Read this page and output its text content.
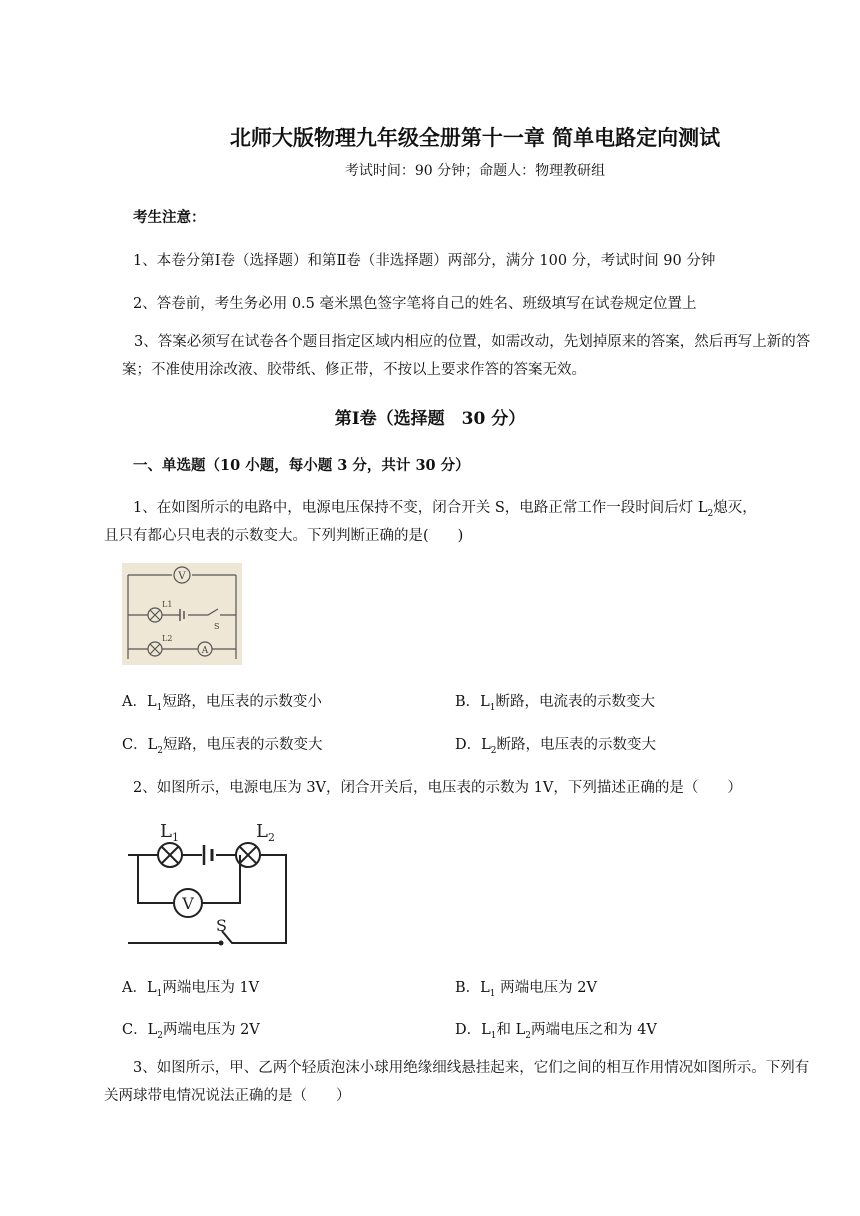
北师大版物理九年级全册第十一章 简单电路定向测试
考试时间：90 分钟；命题人：物理教研组
考生注意：
1、本卷分第Ⅰ卷（选择题）和第Ⅱ卷（非选择题）两部分，满分 100 分，考试时间 90 分钟
2、答卷前，考生务必用 0.5 毫米黑色签字笔将自己的姓名、班级填写在试卷规定位置上
3、答案必须写在试卷各个题目指定区域内相应的位置，如需改动，先划掉原来的答案，然后再写上新的答案；不准使用涂改液、胶带纸、修正带，不按以上要求作答的答案无效。
第Ⅰ卷（选择题　30 分）
一、单选题（10 小题，每小题 3 分，共计 30 分）
1、在如图所示的电路中，电源电压保持不变，闭合开关 S，电路正常工作一段时间后灯 $L_2$熄灭，
且只有都心只电表的示数变大。下列判断正确的是(　　)
V
A
L1
L2
S
A．$L_1$短路，电压表的示数变小	B．$L_1$断路，电流表的示数变大
C．$L_2$短路，电压表的示数变大	D．$L_2$断路，电压表的示数变大
2、如图所示，电源电压为 3V，闭合开关后，电压表的示数为 1V，下列描述正确的是（　　）
$L_1$	$L_2$
V
S
A．$L_1$两端电压为 1V	B．$L_1$ 两端电压为 2V
C．$L_2$两端电压为 2V	D．$L_1$和 $L_2$两端电压之和为 4V
3、如图所示，甲、乙两个轻质泡沫小球用绝缘细线悬挂起来，它们之间的相互作用情况如图所示。下列有关两球带电情况说法正确的是（　　）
━━━━━━
WHAT TO PRODUCE> Reply with nothing except the number of lines in the listing above that include "考试时间".

PROBLEM SOLUTION> 2